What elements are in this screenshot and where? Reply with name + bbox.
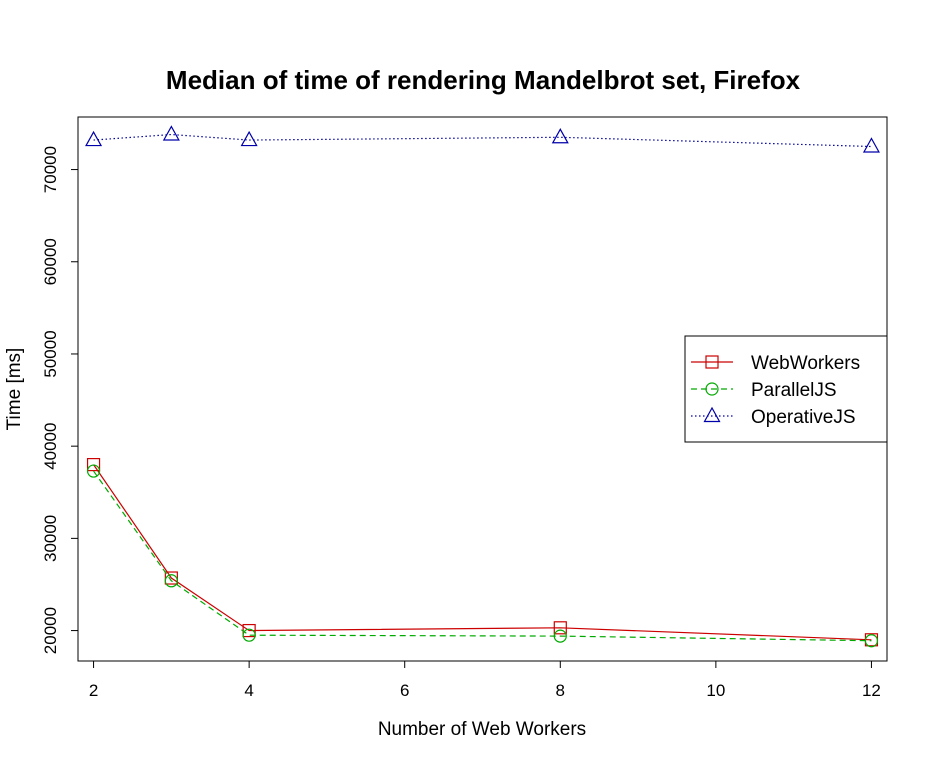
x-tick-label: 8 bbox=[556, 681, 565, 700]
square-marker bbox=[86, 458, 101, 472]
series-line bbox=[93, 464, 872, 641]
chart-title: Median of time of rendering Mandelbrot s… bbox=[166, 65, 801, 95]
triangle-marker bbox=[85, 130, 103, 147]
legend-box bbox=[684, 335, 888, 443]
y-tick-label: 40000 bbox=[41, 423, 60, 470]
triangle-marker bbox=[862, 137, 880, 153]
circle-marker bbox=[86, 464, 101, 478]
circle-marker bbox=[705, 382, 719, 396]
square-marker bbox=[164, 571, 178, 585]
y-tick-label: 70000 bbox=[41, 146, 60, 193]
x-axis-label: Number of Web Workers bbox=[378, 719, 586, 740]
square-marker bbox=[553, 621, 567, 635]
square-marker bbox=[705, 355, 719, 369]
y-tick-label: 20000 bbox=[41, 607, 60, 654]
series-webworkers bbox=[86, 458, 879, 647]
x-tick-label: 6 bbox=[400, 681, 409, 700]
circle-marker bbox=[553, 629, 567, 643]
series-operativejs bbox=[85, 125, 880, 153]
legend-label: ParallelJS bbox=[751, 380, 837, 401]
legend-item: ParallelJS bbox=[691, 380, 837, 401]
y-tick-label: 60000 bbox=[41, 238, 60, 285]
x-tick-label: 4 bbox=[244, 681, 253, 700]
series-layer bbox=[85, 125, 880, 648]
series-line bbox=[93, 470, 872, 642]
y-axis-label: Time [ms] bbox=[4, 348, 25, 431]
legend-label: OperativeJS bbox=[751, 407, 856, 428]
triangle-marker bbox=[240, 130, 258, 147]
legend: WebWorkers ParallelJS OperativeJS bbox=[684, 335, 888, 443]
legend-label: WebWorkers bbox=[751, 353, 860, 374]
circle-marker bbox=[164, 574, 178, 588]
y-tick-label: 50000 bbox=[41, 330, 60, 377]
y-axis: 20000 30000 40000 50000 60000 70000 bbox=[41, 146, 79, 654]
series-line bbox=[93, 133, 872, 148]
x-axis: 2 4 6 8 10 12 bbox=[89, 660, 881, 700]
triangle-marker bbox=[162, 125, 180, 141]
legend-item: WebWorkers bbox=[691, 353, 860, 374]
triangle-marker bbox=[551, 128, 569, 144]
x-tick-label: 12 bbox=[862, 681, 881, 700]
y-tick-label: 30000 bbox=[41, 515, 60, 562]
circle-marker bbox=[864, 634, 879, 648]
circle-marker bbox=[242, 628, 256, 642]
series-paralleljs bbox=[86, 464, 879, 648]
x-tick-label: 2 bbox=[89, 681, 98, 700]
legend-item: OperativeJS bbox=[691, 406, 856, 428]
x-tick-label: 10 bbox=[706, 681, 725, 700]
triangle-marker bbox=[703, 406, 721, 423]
========
◆ INSTRUCTIONS FOR THE TASK: Reproduce every line of the entries above word for word, leaving out the picture.

◆ PROBLEM SOLUTION:
What elements are in this screenshot and where? Reply with name + bbox.
x-tick-label: 8 bbox=[556, 681, 565, 700]
square-marker bbox=[86, 458, 101, 472]
series-line bbox=[93, 464, 872, 641]
chart-title: Median of time of rendering Mandelbrot s… bbox=[166, 65, 801, 95]
triangle-marker bbox=[85, 130, 103, 147]
legend-box bbox=[684, 335, 888, 443]
y-tick-label: 40000 bbox=[41, 423, 60, 470]
triangle-marker bbox=[862, 137, 880, 153]
circle-marker bbox=[86, 464, 101, 478]
circle-marker bbox=[705, 382, 719, 396]
square-marker bbox=[164, 571, 178, 585]
y-tick-label: 70000 bbox=[41, 146, 60, 193]
x-axis-label: Number of Web Workers bbox=[378, 719, 586, 740]
square-marker bbox=[553, 621, 567, 635]
square-marker bbox=[705, 355, 719, 369]
y-tick-label: 20000 bbox=[41, 607, 60, 654]
series-webworkers bbox=[86, 458, 879, 647]
x-tick-label: 6 bbox=[400, 681, 409, 700]
circle-marker bbox=[553, 629, 567, 643]
series-operativejs bbox=[85, 125, 880, 153]
legend-label: ParallelJS bbox=[751, 380, 837, 401]
legend-item: ParallelJS bbox=[691, 380, 837, 401]
y-tick-label: 60000 bbox=[41, 238, 60, 285]
x-tick-label: 4 bbox=[244, 681, 253, 700]
series-layer bbox=[85, 125, 880, 648]
series-line bbox=[93, 470, 872, 642]
y-axis-label: Time [ms] bbox=[4, 348, 25, 431]
legend-label: OperativeJS bbox=[751, 407, 856, 428]
triangle-marker bbox=[240, 130, 258, 147]
legend: WebWorkers ParallelJS OperativeJS bbox=[684, 335, 888, 443]
legend-label: WebWorkers bbox=[751, 353, 860, 374]
circle-marker bbox=[164, 574, 178, 588]
y-tick-label: 50000 bbox=[41, 330, 60, 377]
y-axis: 20000 30000 40000 50000 60000 70000 bbox=[41, 146, 79, 654]
series-line bbox=[93, 133, 872, 148]
x-axis: 2 4 6 8 10 12 bbox=[89, 660, 881, 700]
triangle-marker bbox=[162, 125, 180, 141]
legend-item: WebWorkers bbox=[691, 353, 860, 374]
triangle-marker bbox=[551, 128, 569, 144]
x-tick-label: 12 bbox=[862, 681, 881, 700]
y-tick-label: 30000 bbox=[41, 515, 60, 562]
circle-marker bbox=[864, 634, 879, 648]
circle-marker bbox=[242, 628, 256, 642]
series-paralleljs bbox=[86, 464, 879, 648]
x-tick-label: 2 bbox=[89, 681, 98, 700]
legend-item: OperativeJS bbox=[691, 406, 856, 428]
x-tick-label: 10 bbox=[706, 681, 725, 700]
triangle-marker bbox=[703, 406, 721, 423]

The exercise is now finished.